**YOUR INSTRUCTIONS:**
Quote the entries in full, character for character, without their images.

— start —

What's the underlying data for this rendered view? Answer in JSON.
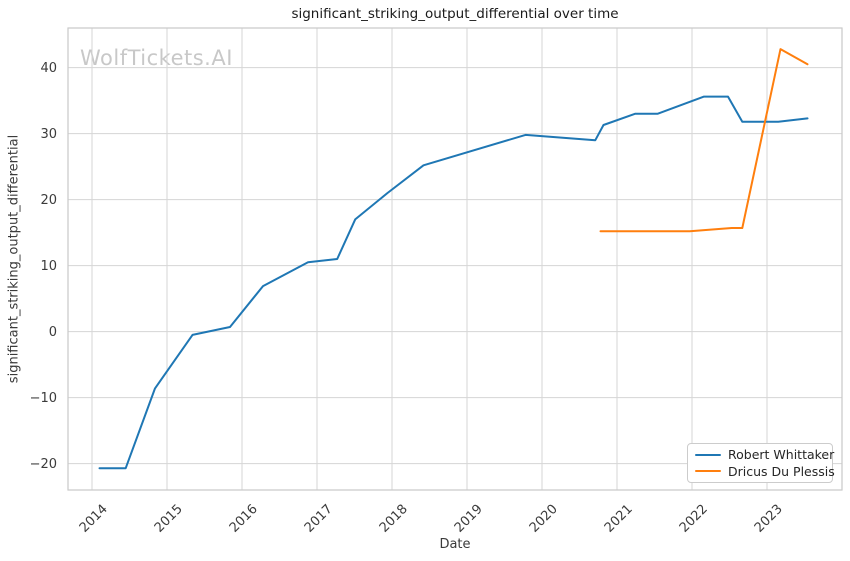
{
  "title": "significant_striking_output_differential over time",
  "watermark": "WolfTickets.AI",
  "axes": {
    "xlabel": "Date",
    "ylabel": "significant_striking_output_differential"
  },
  "legend": {
    "items": [
      {
        "label": "Robert Whittaker",
        "color": "#1f77b4"
      },
      {
        "label": "Dricus Du Plessis",
        "color": "#ff7f0e"
      }
    ]
  },
  "colors": {
    "grid": "#d5d5d5",
    "spine": "#c9c9c9",
    "tick_text": "#3b3b3b",
    "title_text": "#1a1a1a",
    "watermark": "#c8c8c8",
    "background": "#ffffff",
    "series_blue": "#1f77b4",
    "series_orange": "#ff7f0e"
  },
  "chart_data": {
    "type": "line",
    "title": "significant_striking_output_differential over time",
    "xlabel": "Date",
    "ylabel": "significant_striking_output_differential",
    "x_unit": "decimal_year",
    "xlim": [
      2013.68,
      2024.0
    ],
    "ylim": [
      -24,
      46
    ],
    "x_ticks": [
      2014,
      2015,
      2016,
      2017,
      2018,
      2019,
      2020,
      2021,
      2022,
      2023
    ],
    "x_tick_labels": [
      "2014",
      "2015",
      "2016",
      "2017",
      "2018",
      "2019",
      "2020",
      "2021",
      "2022",
      "2023"
    ],
    "y_ticks": [
      -20,
      -10,
      0,
      10,
      20,
      30,
      40
    ],
    "y_tick_labels": [
      "−20",
      "−10",
      "0",
      "10",
      "20",
      "30",
      "40"
    ],
    "grid": true,
    "legend_position": "lower right",
    "series": [
      {
        "name": "Robert Whittaker",
        "color": "#1f77b4",
        "points": [
          [
            2014.1,
            -20.7
          ],
          [
            2014.45,
            -20.7
          ],
          [
            2014.84,
            -8.6
          ],
          [
            2015.34,
            -0.5
          ],
          [
            2015.84,
            0.7
          ],
          [
            2016.28,
            6.9
          ],
          [
            2016.88,
            10.5
          ],
          [
            2017.27,
            11.0
          ],
          [
            2017.51,
            17.0
          ],
          [
            2017.94,
            21.0
          ],
          [
            2018.42,
            25.2
          ],
          [
            2019.78,
            29.8
          ],
          [
            2020.71,
            29.0
          ],
          [
            2020.82,
            31.3
          ],
          [
            2021.24,
            33.0
          ],
          [
            2021.54,
            33.0
          ],
          [
            2022.16,
            35.6
          ],
          [
            2022.48,
            35.6
          ],
          [
            2022.67,
            31.8
          ],
          [
            2023.15,
            31.8
          ],
          [
            2023.54,
            32.3
          ]
        ]
      },
      {
        "name": "Dricus Du Plessis",
        "color": "#ff7f0e",
        "points": [
          [
            2020.78,
            15.2
          ],
          [
            2021.97,
            15.2
          ],
          [
            2022.53,
            15.7
          ],
          [
            2022.67,
            15.7
          ],
          [
            2023.18,
            42.8
          ],
          [
            2023.54,
            40.5
          ]
        ]
      }
    ]
  }
}
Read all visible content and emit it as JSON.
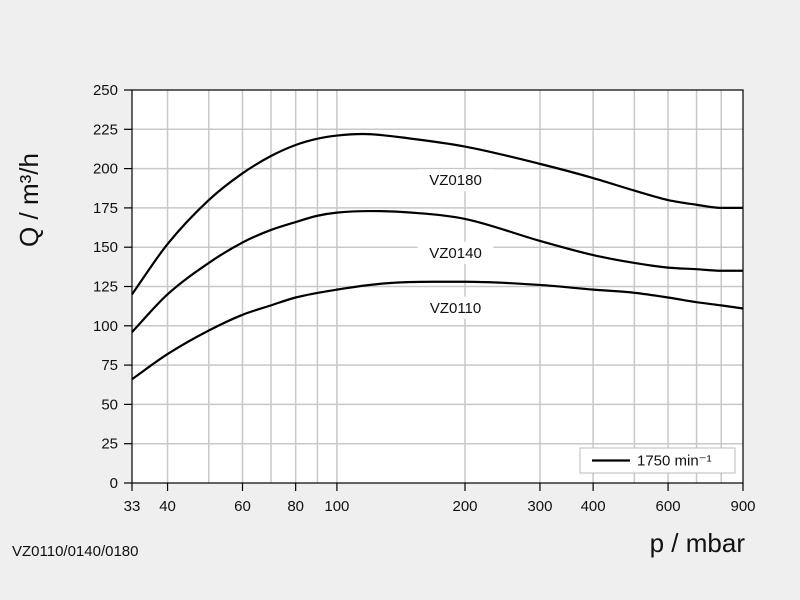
{
  "caption": "VZ0110/0140/0180",
  "chart_data": {
    "type": "line",
    "xlabel": "p / mbar",
    "ylabel": "Q / m³/h",
    "x_scale": "log",
    "xlim": [
      33,
      900
    ],
    "ylim": [
      0,
      250
    ],
    "x_ticks": [
      33,
      40,
      60,
      80,
      100,
      200,
      300,
      400,
      600,
      900
    ],
    "x_minor_grid": [
      50,
      70,
      90,
      500,
      700,
      800
    ],
    "y_ticks": [
      0,
      25,
      50,
      75,
      100,
      125,
      150,
      175,
      200,
      225,
      250
    ],
    "grid": true,
    "legend": {
      "label": "1750 min⁻¹",
      "position": "bottom-right"
    },
    "series": [
      {
        "name": "VZ0180",
        "x": [
          33,
          40,
          50,
          60,
          70,
          80,
          90,
          100,
          115,
          150,
          200,
          300,
          400,
          500,
          600,
          700,
          800,
          900
        ],
        "y": [
          120,
          152,
          180,
          197,
          208,
          215,
          219,
          221,
          222,
          219,
          214,
          203,
          194,
          186,
          180,
          177,
          175,
          175
        ]
      },
      {
        "name": "VZ0140",
        "x": [
          33,
          40,
          50,
          60,
          70,
          80,
          90,
          100,
          120,
          150,
          200,
          300,
          400,
          500,
          600,
          700,
          800,
          900
        ],
        "y": [
          96,
          120,
          140,
          153,
          161,
          166,
          170,
          172,
          173,
          172,
          168,
          154,
          145,
          140,
          137,
          136,
          135,
          135
        ]
      },
      {
        "name": "VZ0110",
        "x": [
          33,
          40,
          50,
          60,
          70,
          80,
          100,
          130,
          170,
          200,
          300,
          400,
          500,
          600,
          700,
          800,
          900
        ],
        "y": [
          66,
          82,
          97,
          107,
          113,
          118,
          123,
          127,
          128,
          128,
          126,
          123,
          121,
          118,
          115,
          113,
          111
        ]
      }
    ]
  }
}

— end —

**CORRECT ANSWER:**
What's the underlying data for this rendered view? Answer in JSON.
{
  "title": "significant_striking_output_differential over time",
  "watermark": "WolfTickets.AI",
  "axes": {
    "xlabel": "Date",
    "ylabel": "significant_striking_output_differential"
  },
  "legend": {
    "items": [
      {
        "label": "Robert Whittaker",
        "color": "#1f77b4"
      },
      {
        "label": "Dricus Du Plessis",
        "color": "#ff7f0e"
      }
    ]
  },
  "colors": {
    "grid": "#d5d5d5",
    "spine": "#c9c9c9",
    "tick_text": "#3b3b3b",
    "title_text": "#1a1a1a",
    "watermark": "#c8c8c8",
    "background": "#ffffff",
    "series_blue": "#1f77b4",
    "series_orange": "#ff7f0e"
  },
  "chart_data": {
    "type": "line",
    "title": "significant_striking_output_differential over time",
    "xlabel": "Date",
    "ylabel": "significant_striking_output_differential",
    "x_unit": "decimal_year",
    "xlim": [
      2013.68,
      2024.0
    ],
    "ylim": [
      -24,
      46
    ],
    "x_ticks": [
      2014,
      2015,
      2016,
      2017,
      2018,
      2019,
      2020,
      2021,
      2022,
      2023
    ],
    "x_tick_labels": [
      "2014",
      "2015",
      "2016",
      "2017",
      "2018",
      "2019",
      "2020",
      "2021",
      "2022",
      "2023"
    ],
    "y_ticks": [
      -20,
      -10,
      0,
      10,
      20,
      30,
      40
    ],
    "y_tick_labels": [
      "−20",
      "−10",
      "0",
      "10",
      "20",
      "30",
      "40"
    ],
    "grid": true,
    "legend_position": "lower right",
    "series": [
      {
        "name": "Robert Whittaker",
        "color": "#1f77b4",
        "points": [
          [
            2014.1,
            -20.7
          ],
          [
            2014.45,
            -20.7
          ],
          [
            2014.84,
            -8.6
          ],
          [
            2015.34,
            -0.5
          ],
          [
            2015.84,
            0.7
          ],
          [
            2016.28,
            6.9
          ],
          [
            2016.88,
            10.5
          ],
          [
            2017.27,
            11.0
          ],
          [
            2017.51,
            17.0
          ],
          [
            2017.94,
            21.0
          ],
          [
            2018.42,
            25.2
          ],
          [
            2019.78,
            29.8
          ],
          [
            2020.71,
            29.0
          ],
          [
            2020.82,
            31.3
          ],
          [
            2021.24,
            33.0
          ],
          [
            2021.54,
            33.0
          ],
          [
            2022.16,
            35.6
          ],
          [
            2022.48,
            35.6
          ],
          [
            2022.67,
            31.8
          ],
          [
            2023.15,
            31.8
          ],
          [
            2023.54,
            32.3
          ]
        ]
      },
      {
        "name": "Dricus Du Plessis",
        "color": "#ff7f0e",
        "points": [
          [
            2020.78,
            15.2
          ],
          [
            2021.97,
            15.2
          ],
          [
            2022.53,
            15.7
          ],
          [
            2022.67,
            15.7
          ],
          [
            2023.18,
            42.8
          ],
          [
            2023.54,
            40.5
          ]
        ]
      }
    ]
  }
}
Read all visible content and emit it as JSON.
{
  "caption": "VZ0110/0140/0180",
  "chart_data": {
    "type": "line",
    "xlabel": "p / mbar",
    "ylabel": "Q / m³/h",
    "x_scale": "log",
    "xlim": [
      33,
      900
    ],
    "ylim": [
      0,
      250
    ],
    "x_ticks": [
      33,
      40,
      60,
      80,
      100,
      200,
      300,
      400,
      600,
      900
    ],
    "x_minor_grid": [
      50,
      70,
      90,
      500,
      700,
      800
    ],
    "y_ticks": [
      0,
      25,
      50,
      75,
      100,
      125,
      150,
      175,
      200,
      225,
      250
    ],
    "grid": true,
    "legend": {
      "label": "1750 min⁻¹",
      "position": "bottom-right"
    },
    "series": [
      {
        "name": "VZ0180",
        "x": [
          33,
          40,
          50,
          60,
          70,
          80,
          90,
          100,
          115,
          150,
          200,
          300,
          400,
          500,
          600,
          700,
          800,
          900
        ],
        "y": [
          120,
          152,
          180,
          197,
          208,
          215,
          219,
          221,
          222,
          219,
          214,
          203,
          194,
          186,
          180,
          177,
          175,
          175
        ]
      },
      {
        "name": "VZ0140",
        "x": [
          33,
          40,
          50,
          60,
          70,
          80,
          90,
          100,
          120,
          150,
          200,
          300,
          400,
          500,
          600,
          700,
          800,
          900
        ],
        "y": [
          96,
          120,
          140,
          153,
          161,
          166,
          170,
          172,
          173,
          172,
          168,
          154,
          145,
          140,
          137,
          136,
          135,
          135
        ]
      },
      {
        "name": "VZ0110",
        "x": [
          33,
          40,
          50,
          60,
          70,
          80,
          100,
          130,
          170,
          200,
          300,
          400,
          500,
          600,
          700,
          800,
          900
        ],
        "y": [
          66,
          82,
          97,
          107,
          113,
          118,
          123,
          127,
          128,
          128,
          126,
          123,
          121,
          118,
          115,
          113,
          111
        ]
      }
    ]
  }
}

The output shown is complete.